● GIVEN REQUEST:
Copy every line of the records below word for word, but leave out the pictures.

[Start DATA]

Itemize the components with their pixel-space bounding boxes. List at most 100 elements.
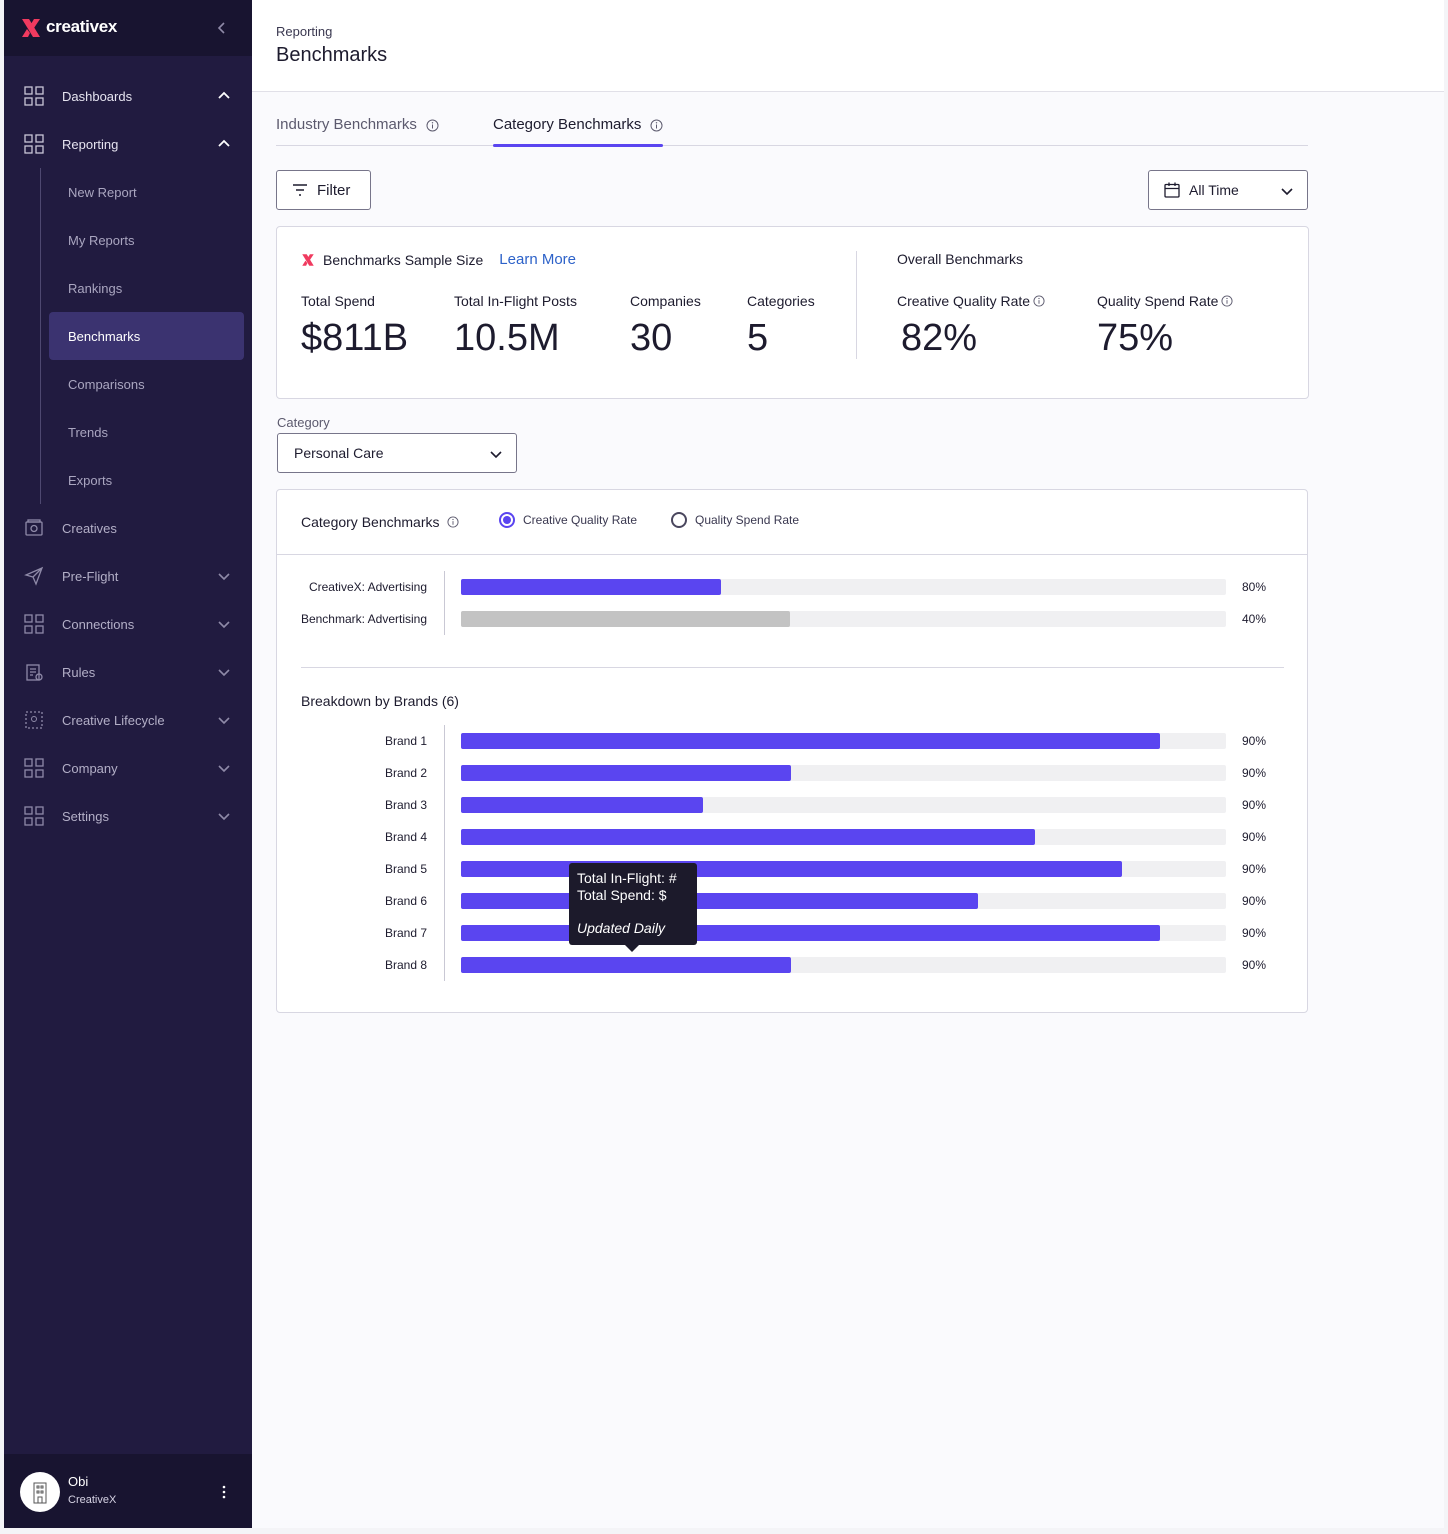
bar-label: Brand 6 bbox=[384, 894, 427, 908]
chart-header: Category Benchmarks Creative Quality Rat… bbox=[277, 490, 1307, 555]
sample-header: Benchmarks Sample Size Learn More bbox=[301, 251, 576, 268]
benchmark-tabs: Industry Benchmarks Category Benchmarks bbox=[276, 108, 1308, 147]
sidebar-item-new-report[interactable]: New Report bbox=[49, 168, 244, 216]
sidebar-item-exports[interactable]: Exports bbox=[49, 456, 244, 504]
grid-icon bbox=[24, 758, 44, 778]
radio-creative-quality-rate[interactable]: Creative Quality Rate bbox=[499, 512, 637, 528]
chevron-down-icon bbox=[218, 621, 230, 629]
filter-button[interactable]: Filter bbox=[276, 170, 371, 210]
time-range-value: All Time bbox=[1189, 182, 1239, 198]
bar[interactable] bbox=[461, 957, 791, 973]
info-icon[interactable] bbox=[650, 119, 663, 132]
chevron-down-icon bbox=[1281, 188, 1293, 196]
bar-label: Brand 4 bbox=[384, 830, 427, 844]
nav-reporting[interactable]: Reporting bbox=[24, 128, 244, 160]
stat-value: 5 bbox=[747, 317, 769, 359]
chevron-down-icon bbox=[218, 717, 230, 725]
bar[interactable] bbox=[461, 893, 978, 909]
radio-quality-spend-rate[interactable]: Quality Spend Rate bbox=[671, 512, 799, 528]
nav-label: Settings bbox=[62, 808, 109, 824]
sidebar-item-trends[interactable]: Trends bbox=[49, 408, 244, 456]
bar-value-label: 90% bbox=[1242, 958, 1267, 972]
user-profile[interactable]: Obi CreativeX bbox=[4, 1454, 252, 1528]
bar[interactable] bbox=[461, 733, 1160, 749]
sidebar-item-benchmarks[interactable]: Benchmarks bbox=[49, 312, 244, 360]
collapse-sidebar-icon[interactable] bbox=[212, 18, 232, 38]
bar[interactable] bbox=[461, 579, 721, 595]
bar-label: Brand 1 bbox=[384, 734, 427, 748]
bar-value-label: 90% bbox=[1242, 862, 1267, 876]
nav-label: Connections bbox=[62, 616, 135, 632]
app-frame: creativex Dashboards Reporting New Repor… bbox=[4, 0, 1444, 1528]
chart-axis bbox=[444, 725, 445, 981]
chevron-up-icon bbox=[218, 139, 230, 147]
bar-label: CreativeX: Advertising bbox=[308, 580, 427, 594]
stat-quality-spend-rate: Quality Spend Rate 75% bbox=[1097, 293, 1233, 360]
logo-bar: creativex bbox=[4, 0, 252, 56]
filter-icon bbox=[293, 184, 307, 196]
nav-company[interactable]: Company bbox=[24, 752, 244, 784]
bar-value-label: 90% bbox=[1242, 894, 1267, 908]
tooltip-note: Updated Daily bbox=[577, 920, 665, 936]
breadcrumb[interactable]: Reporting bbox=[276, 24, 332, 39]
lifecycle-icon bbox=[25, 711, 43, 729]
stat-value: 82% bbox=[901, 317, 978, 359]
info-icon[interactable] bbox=[426, 119, 439, 132]
bar[interactable] bbox=[461, 611, 790, 627]
nav-label: Rules bbox=[62, 664, 96, 680]
nav-settings[interactable]: Settings bbox=[24, 800, 244, 832]
creativex-logo-icon bbox=[302, 253, 314, 266]
stat-label: Quality Spend Rate bbox=[1097, 293, 1219, 309]
nav-creatives[interactable]: Creatives bbox=[24, 512, 244, 544]
nav-creative-lifecycle[interactable]: Creative Lifecycle bbox=[24, 704, 244, 736]
sidebar-item-rankings[interactable]: Rankings bbox=[49, 264, 244, 312]
page-title: Benchmarks bbox=[276, 44, 388, 66]
avatar bbox=[20, 1472, 60, 1512]
learn-more-link[interactable]: Learn More bbox=[499, 251, 576, 268]
paper-plane-icon bbox=[24, 566, 44, 586]
nav-label: Creatives bbox=[62, 520, 117, 536]
bar[interactable] bbox=[461, 925, 1160, 941]
nav-dashboards[interactable]: Dashboards bbox=[24, 80, 244, 112]
bar[interactable] bbox=[461, 797, 703, 813]
nav-pre-flight[interactable]: Pre-Flight bbox=[24, 560, 244, 592]
tab-industry-benchmarks[interactable]: Industry Benchmarks bbox=[276, 108, 439, 146]
category-select[interactable]: Personal Care bbox=[277, 433, 517, 473]
time-range-select[interactable]: All Time bbox=[1148, 170, 1308, 210]
building-icon bbox=[33, 1482, 47, 1504]
breakdown-title: Breakdown by Brands (6) bbox=[301, 693, 459, 709]
grid-icon bbox=[24, 806, 44, 826]
bar[interactable] bbox=[461, 765, 791, 781]
sidebar-item-comparisons[interactable]: Comparisons bbox=[49, 360, 244, 408]
stat-label: Total In-Flight Posts bbox=[454, 293, 577, 309]
bar[interactable] bbox=[461, 861, 1122, 877]
category-label: Category bbox=[277, 415, 330, 430]
bar-value-label: 90% bbox=[1242, 926, 1267, 940]
sample-title: Benchmarks Sample Size bbox=[323, 251, 484, 268]
bar-label: Brand 5 bbox=[384, 862, 427, 876]
nav-rules[interactable]: Rules bbox=[24, 656, 244, 688]
grid-icon bbox=[24, 134, 44, 154]
nav-label: Reporting bbox=[62, 136, 119, 152]
tab-category-benchmarks[interactable]: Category Benchmarks bbox=[493, 108, 664, 147]
stat-label: Companies bbox=[630, 293, 701, 309]
info-icon[interactable] bbox=[446, 516, 459, 528]
bar-value-label: 90% bbox=[1242, 830, 1267, 844]
sidebar-item-my-reports[interactable]: My Reports bbox=[49, 216, 244, 264]
creatives-icon bbox=[25, 519, 43, 536]
chevron-down-icon bbox=[218, 765, 230, 773]
info-icon[interactable] bbox=[1221, 295, 1233, 307]
bar-tooltip: Total In-Flight: # Total Spend: $ Update… bbox=[569, 863, 697, 952]
grid-icon bbox=[24, 614, 44, 634]
radio-label: Quality Spend Rate bbox=[695, 513, 800, 527]
stat-creative-quality-rate: Creative Quality Rate 82% bbox=[897, 293, 1045, 360]
submenu-line bbox=[40, 168, 41, 504]
nav-connections[interactable]: Connections bbox=[24, 608, 244, 640]
brand-name: creativex bbox=[46, 17, 118, 36]
user-org: CreativeX bbox=[68, 1494, 117, 1506]
nav-label: Creative Lifecycle bbox=[62, 712, 165, 728]
more-vertical-icon[interactable] bbox=[214, 1482, 234, 1502]
info-icon[interactable] bbox=[1033, 295, 1045, 307]
bar[interactable] bbox=[461, 829, 1035, 845]
grid-icon bbox=[24, 86, 44, 106]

[End DATA]

● FULL ANSWER:
Itemize the components with their pixel-space bounding boxes. List at most 100 elements.
bar-label: Brand 6 bbox=[384, 894, 427, 908]
chart-header: Category Benchmarks Creative Quality Rat… bbox=[277, 490, 1307, 555]
sample-header: Benchmarks Sample Size Learn More bbox=[301, 251, 576, 268]
benchmark-tabs: Industry Benchmarks Category Benchmarks bbox=[276, 108, 1308, 147]
sidebar-item-new-report[interactable]: New Report bbox=[49, 168, 244, 216]
sidebar-item-exports[interactable]: Exports bbox=[49, 456, 244, 504]
grid-icon bbox=[24, 758, 44, 778]
radio-creative-quality-rate[interactable]: Creative Quality Rate bbox=[499, 512, 637, 528]
chevron-down-icon bbox=[218, 621, 230, 629]
filter-button[interactable]: Filter bbox=[276, 170, 371, 210]
time-range-value: All Time bbox=[1189, 182, 1239, 198]
bar[interactable] bbox=[461, 957, 791, 973]
info-icon[interactable] bbox=[650, 119, 663, 132]
chevron-down-icon bbox=[1281, 188, 1293, 196]
bar-label: Brand 4 bbox=[384, 830, 427, 844]
nav-reporting[interactable]: Reporting bbox=[24, 128, 244, 160]
stat-value: 5 bbox=[747, 317, 769, 359]
chevron-down-icon bbox=[218, 717, 230, 725]
bar[interactable] bbox=[461, 893, 978, 909]
radio-quality-spend-rate[interactable]: Quality Spend Rate bbox=[671, 512, 799, 528]
nav-label: Settings bbox=[62, 808, 109, 824]
sidebar-item-trends[interactable]: Trends bbox=[49, 408, 244, 456]
bar-value-label: 90% bbox=[1242, 958, 1267, 972]
user-profile[interactable]: Obi CreativeX bbox=[4, 1454, 252, 1528]
bar[interactable] bbox=[461, 733, 1160, 749]
sidebar-item-benchmarks[interactable]: Benchmarks bbox=[49, 312, 244, 360]
collapse-sidebar-icon[interactable] bbox=[212, 18, 232, 38]
bar[interactable] bbox=[461, 579, 721, 595]
bar-label: Brand 1 bbox=[384, 734, 427, 748]
bar-value-label: 90% bbox=[1242, 862, 1267, 876]
nav-label: Connections bbox=[62, 616, 135, 632]
app-frame: creativex Dashboards Reporting New Repor… bbox=[4, 0, 1444, 1528]
chart-axis bbox=[444, 725, 445, 981]
chevron-up-icon bbox=[218, 139, 230, 147]
bar-label: CreativeX: Advertising bbox=[308, 580, 427, 594]
stat-quality-spend-rate: Quality Spend Rate 75% bbox=[1097, 293, 1233, 360]
logo-bar: creativex bbox=[4, 0, 252, 56]
filter-icon bbox=[293, 184, 307, 196]
nav-company[interactable]: Company bbox=[24, 752, 244, 784]
bar-value-label: 90% bbox=[1242, 894, 1267, 908]
tooltip-note: Updated Daily bbox=[577, 920, 665, 936]
breadcrumb[interactable]: Reporting bbox=[276, 24, 332, 39]
lifecycle-icon bbox=[25, 711, 43, 729]
stat-value: 82% bbox=[901, 317, 978, 359]
info-icon[interactable] bbox=[426, 119, 439, 132]
bar[interactable] bbox=[461, 611, 790, 627]
nav-label: Rules bbox=[62, 664, 96, 680]
nav-settings[interactable]: Settings bbox=[24, 800, 244, 832]
creativex-logo-icon bbox=[302, 253, 314, 266]
stat-label: Quality Spend Rate bbox=[1097, 293, 1219, 309]
nav-creatives[interactable]: Creatives bbox=[24, 512, 244, 544]
nav-creative-lifecycle[interactable]: Creative Lifecycle bbox=[24, 704, 244, 736]
sidebar-item-rankings[interactable]: Rankings bbox=[49, 264, 244, 312]
page-title: Benchmarks bbox=[276, 44, 388, 66]
avatar bbox=[20, 1472, 60, 1512]
learn-more-link[interactable]: Learn More bbox=[499, 251, 576, 268]
paper-plane-icon bbox=[24, 566, 44, 586]
nav-label: Creatives bbox=[62, 520, 117, 536]
bar[interactable] bbox=[461, 925, 1160, 941]
nav-dashboards[interactable]: Dashboards bbox=[24, 80, 244, 112]
bar[interactable] bbox=[461, 797, 703, 813]
nav-pre-flight[interactable]: Pre-Flight bbox=[24, 560, 244, 592]
tab-industry-benchmarks[interactable]: Industry Benchmarks bbox=[276, 108, 439, 146]
category-select[interactable]: Personal Care bbox=[277, 433, 517, 473]
time-range-select[interactable]: All Time bbox=[1148, 170, 1308, 210]
building-icon bbox=[33, 1482, 47, 1504]
breakdown-title: Breakdown by Brands (6) bbox=[301, 693, 459, 709]
grid-icon bbox=[24, 806, 44, 826]
bar[interactable] bbox=[461, 765, 791, 781]
sidebar-item-comparisons[interactable]: Comparisons bbox=[49, 360, 244, 408]
stat-label: Total In-Flight Posts bbox=[454, 293, 577, 309]
bar[interactable] bbox=[461, 861, 1122, 877]
category-label: Category bbox=[277, 415, 330, 430]
bar-value-label: 90% bbox=[1242, 926, 1267, 940]
sample-title: Benchmarks Sample Size bbox=[323, 251, 484, 268]
bar-label: Brand 5 bbox=[384, 862, 427, 876]
nav-rules[interactable]: Rules bbox=[24, 656, 244, 688]
grid-icon bbox=[24, 134, 44, 154]
nav-label: Reporting bbox=[62, 136, 119, 152]
tab-category-benchmarks[interactable]: Category Benchmarks bbox=[493, 108, 664, 147]
stat-label: Companies bbox=[630, 293, 701, 309]
info-icon[interactable] bbox=[446, 516, 459, 528]
bar-value-label: 90% bbox=[1242, 830, 1267, 844]
sidebar-item-my-reports[interactable]: My Reports bbox=[49, 216, 244, 264]
creatives-icon bbox=[25, 519, 43, 536]
chevron-down-icon bbox=[218, 765, 230, 773]
info-icon[interactable] bbox=[1221, 295, 1233, 307]
bar-tooltip: Total In-Flight: # Total Spend: $ Update… bbox=[569, 863, 697, 952]
grid-icon bbox=[24, 614, 44, 634]
radio-label: Quality Spend Rate bbox=[695, 513, 800, 527]
stat-creative-quality-rate: Creative Quality Rate 82% bbox=[897, 293, 1045, 360]
submenu-line bbox=[40, 168, 41, 504]
nav-connections[interactable]: Connections bbox=[24, 608, 244, 640]
brand-name: creativex bbox=[46, 17, 118, 36]
user-org: CreativeX bbox=[68, 1494, 117, 1506]
nav-label: Creative Lifecycle bbox=[62, 712, 165, 728]
more-vertical-icon[interactable] bbox=[214, 1482, 234, 1502]
info-icon[interactable] bbox=[1033, 295, 1045, 307]
bar[interactable] bbox=[461, 829, 1035, 845]
grid-icon bbox=[24, 86, 44, 106]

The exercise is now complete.